00;23;58;22 - 00;24;19;18
Speaker 2
And and we did a demo with some of our clients ideas and then put in some AI driven ideas. And some of the ideas actually outperformed like the client's ideas. And so, you know, it's pretty, it's pretty incredible. If we can we can we can get it to generate those ideas and then validate them with real respondents and then find that they, you know, some of them actually and performing.
00;24;19;29 - 00;24;36;00
Speaker 2
And so, you know, there's a number of ways to do this. You know, for example, you could always throw in a handful of AI, generate ideas based on the rest of the content, and then just test it within. You know, I don't think, you know, that's would something I would love to do. I don't think our our product team is going to be, you know, doing that anytime soon.
00;24;36;01 - 00;24;52;26
Speaker 2
It's it's kind of taking a step in it, going a bit out there. But, you know, I would love to do that kind of thing because I think, you know, we're just adding value without really, you know, costing the client anything. And then maybe we do generate a new idea that that they wouldn't have thought of otherwise.
00;24;52;26 - 00;25;22;11
Speaker 1
Yeah, that's super cool. And also, like such a compelling reason to leverage AI as a client. If you know that ideas are that are generated by the are actually outperforming the ones that you've kind of brainstormed internally, that does kind of lead me though. I mean, I feel like we can't really talk about AI without talking about people's perception of AI or what it might do to their jobs or yeah.
00;25;22;11 - 00;25;47;07
Speaker 1
To the way that businesses function these days. I mean, when it comes to AI, in your mind, should people be concerned about it kind of replacing them within the world of market research or does it just mean that, you know, some people are focusing on different things, like what's your what's your viewpoint on that?
00;25;47;07 - 00;26;13;17
Speaker 2
Yeah, it's a great question. I mean, my my take on that is as we've come as as our industrial societies come up with more and more tools and more technologies to make our life easier, you know, we have not had jobs just fall off to just fall away. We've we've we've often seen new jobs because as our as our productivity increases, the need and the demand increases as well.

* * * * * * *

### EXERCISE REQUIREMENTS:
A - Answer these questions using the transcript on AI in market research:
(i) In the demo Speaker 2 describes, how did some of the AI-driven ideas compare with the clients' ideas?
(ii) Which group does Speaker 2 say is unlikely to be adding AI-generated ideas anytime soon?
(iii) According to Speaker 2, what happens to need and demand as productivity increases?
B - Continue the transcript on AI in market research from the point where it stops.
The data come from a source separate from the transcript on AI in market research.

### RECORDED INFORMATION:
* * * * * * *

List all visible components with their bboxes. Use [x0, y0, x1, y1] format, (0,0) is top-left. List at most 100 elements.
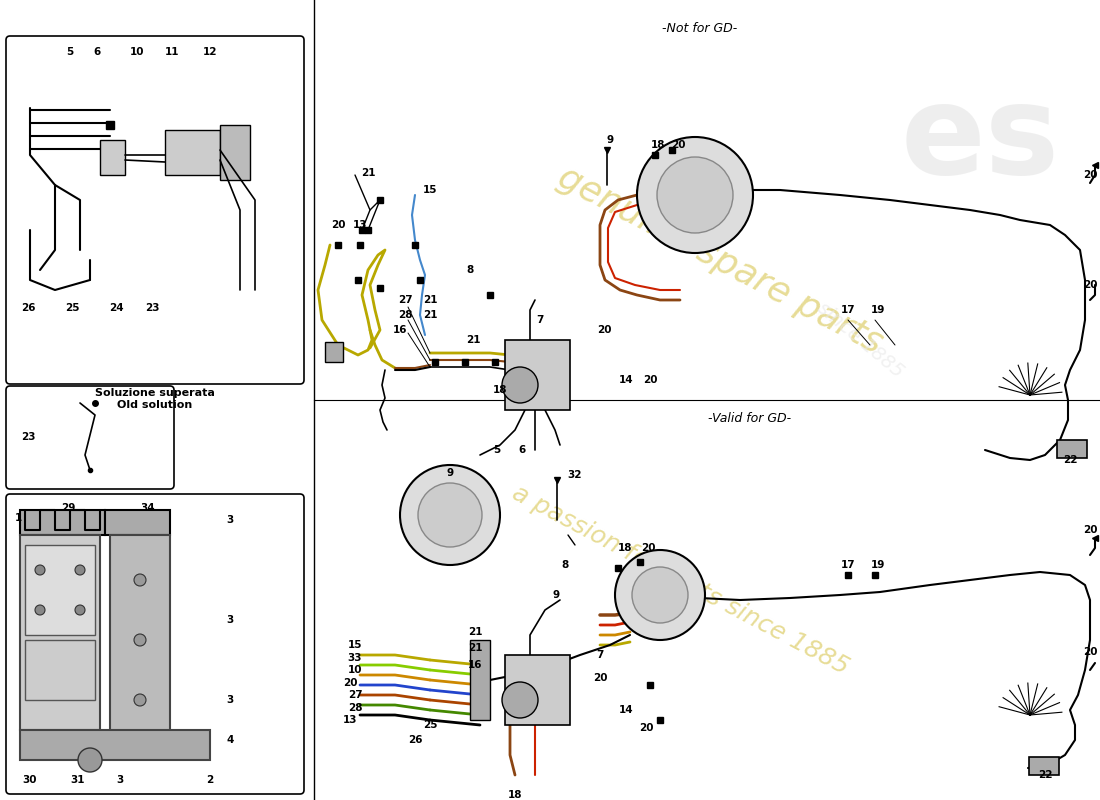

* * * * * * *

### ANSWER LIST:
A -
(i) Some of the AI-driven ideas outperformed the clients' ideas.
(ii) Speaker 2's product team.
(iii) They increase as well.

B -
00;26;13;25 - 00;26;26;11
Speaker 2
And so I don't have any concerns with that. And I think that I think that the jobs will not be going away. I mean, I think there's kind of like a short term and a long term look. And, you know, I'd love to have a crystal ball and tell you what it's going to look like 20 years from now.
00;26;26;11 - 00;26;49;00
Speaker 2
But it's, you know, very, very hard to say long, long term like that. But and yeah, I don't really see massive shifts happening in the short term, at least, because, you know, even I think age is farther along than people think in terms of like how we can use it today. But I don't think that it's near general general intelligence.
00;26;49;00 - 00;27;14;14
Speaker 2
And that's really where, you know, people might have costs, drastic cuts if we can just train and AI or businesses to build to build each other. And then, you know, it just gets out of hand, obviously. But that's no, we're nowhere near at that point. And and I think historically, whenever we look at new innovation and new developments and things like that, we're not seeing, you know, it's often creating more jobs and then go away.
00;27;14;14 - 00;27;34;28
Speaker 1
Yeah, I mean, that is good to know. Makes me feel as someone, you know, talking to someone who knows a lot about this, this kind of stuff. It's good. It's good to know because it's. Yeah, a little bit a little bit comforting when you hear about how sophisticated some of some of the AI that you're that you're talking about is.
00;27;35;08 - 00;28;08;17
Speaker 1
I mean, to close out because we're almost out of time here. Where do you think it went in 2 to 3 years time? What do you think will be the norm when it comes to it? It doesn't even have to be in market research. It could be in market research, but then also externally, like the norm when it comes to how air is integrated into our day to day or into market research tools like what will what would, what would be strange now but won't be strange then I guess is what I'm trying to ask.
00;28;10;01 - 00;28;39;16
Speaker 2
Yeah, good question. I mean things like, you know, people are using digital assistants already, you know, in our everyday lives like Siri and Alexa. Yeah, you know, Google and whatnot and, and I think those are those are incredible. And I think they're vastly sort of under utilized or not. I mean, I think those are limited based on we haven't talked ethics yet, you know, and I don't think we have time because it's a huge it's a huge number.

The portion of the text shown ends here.